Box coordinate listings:
========================

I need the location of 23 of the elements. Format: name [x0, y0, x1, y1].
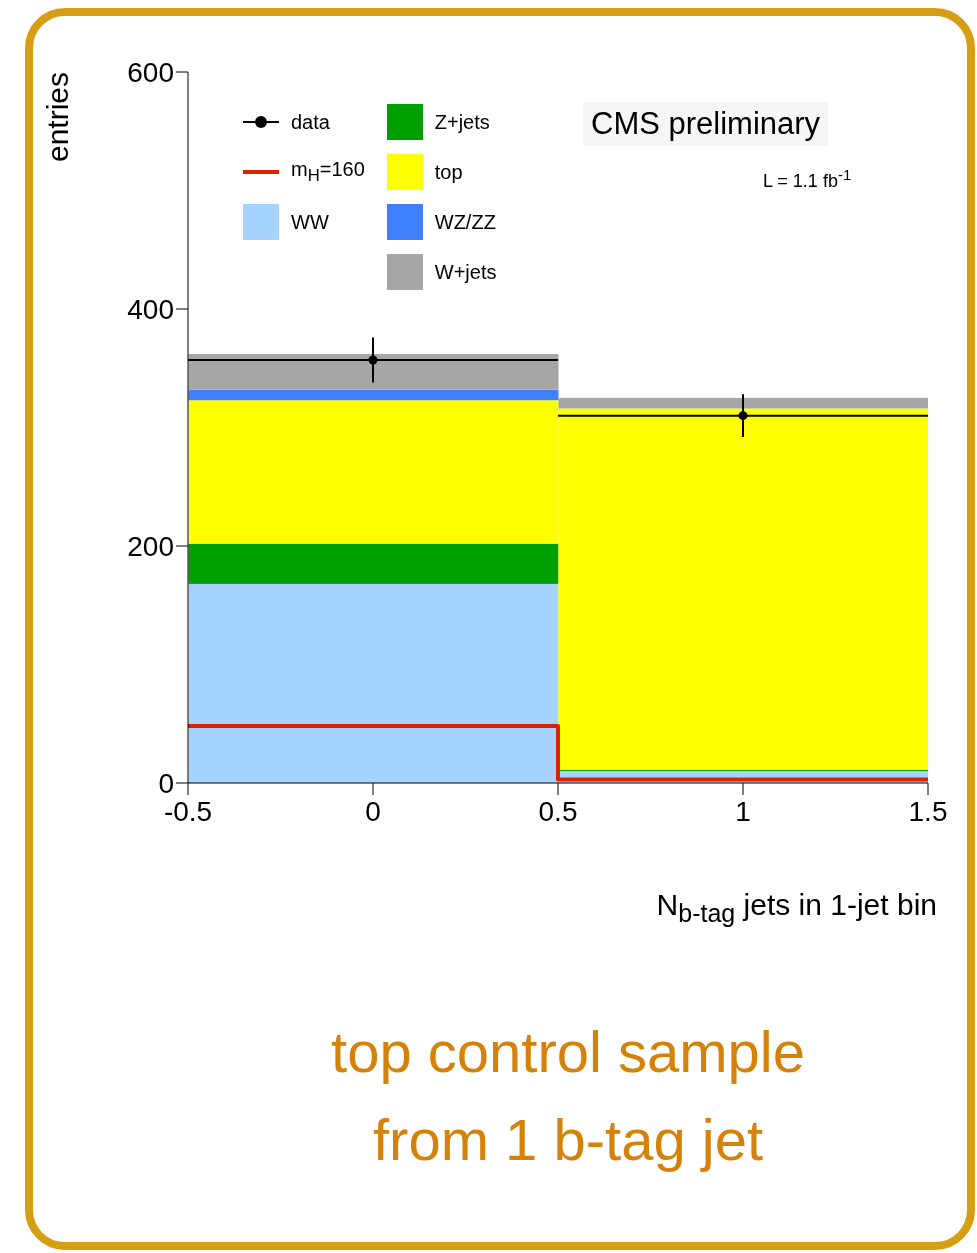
legend-label: W+jets — [434, 260, 497, 284]
x-tick-label: 0 — [365, 795, 381, 827]
legend-label: WZ/ZZ — [434, 210, 496, 234]
bar — [188, 354, 559, 390]
x-tick-label: 1 — [735, 795, 751, 827]
bar — [558, 397, 928, 409]
legend-label: WW — [291, 210, 329, 234]
legend-label: m$_{H}$=160 — [291, 158, 365, 186]
x-tick-label: 1.5 — [908, 795, 948, 827]
annotation: CMS preliminary — [583, 102, 829, 146]
legend-label: Z+jets — [434, 110, 490, 134]
bar — [188, 389, 559, 401]
y-tick-label: 600 — [127, 56, 174, 88]
y-axis-title: entries — [40, 72, 75, 165]
x-tick-label: 0.5 — [538, 795, 578, 827]
annotation: L = 1.1 fb$^{-1}$ — [763, 166, 852, 192]
text: top control sample from 1 b-tag jet — [330, 1018, 806, 1174]
x-axis-title: N$_{b-tag}$ jets in 1-jet bin — [656, 888, 937, 928]
y-tick-label: 400 — [127, 293, 174, 325]
bar — [188, 543, 559, 584]
legend-label: data — [291, 110, 330, 134]
legend-label: top — [434, 160, 463, 184]
y-tick-label: 200 — [127, 530, 174, 562]
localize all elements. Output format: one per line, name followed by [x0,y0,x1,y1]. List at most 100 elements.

========================

Can you turn every line of the records above into a JSON list of strings, one string per line, with blank lines and the pictures left out?

▸ **Solution**:
[
  "I need the location of 23 of the elements. Format: name [x0, y0, x1, y1].",
  "legend-label: W+jets — [434, 260, 497, 284]",
  "x-tick-label: 0 — [365, 795, 381, 827]",
  "legend-label: WZ/ZZ — [434, 210, 496, 234]",
  "bar — [188, 354, 559, 390]",
  "x-tick-label: 1 — [735, 795, 751, 827]",
  "bar — [558, 397, 928, 409]",
  "legend-label: WW — [291, 210, 329, 234]",
  "legend-label: m$_{H}$=160 — [291, 158, 365, 186]",
  "x-tick-label: 1.5 — [908, 795, 948, 827]",
  "annotation: CMS preliminary — [583, 102, 829, 146]",
  "legend-label: Z+jets — [434, 110, 490, 134]",
  "bar — [188, 389, 559, 401]",
  "y-tick-label: 600 — [127, 56, 174, 88]",
  "y-axis-title: entries — [40, 72, 75, 165]",
  "x-tick-label: 0.5 — [538, 795, 578, 827]",
  "annotation: L = 1.1 fb$^{-1}$ — [763, 166, 852, 192]",
  "text: top control sample from 1 b-tag jet — [330, 1018, 806, 1174]",
  "x-axis-title: N$_{b-tag}$ jets in 1-jet bin — [656, 888, 937, 928]",
  "y-tick-label: 400 — [127, 293, 174, 325]",
  "bar — [188, 543, 559, 584]",
  "legend-label: data — [291, 110, 330, 134]",
  "legend-label: top — [434, 160, 463, 184]",
  "y-tick-label: 200 — [127, 530, 174, 562]",
  "localize all elements. Output format: one per line, name followed by [x0,y0,x1,y1]. List at most 100 elements."
]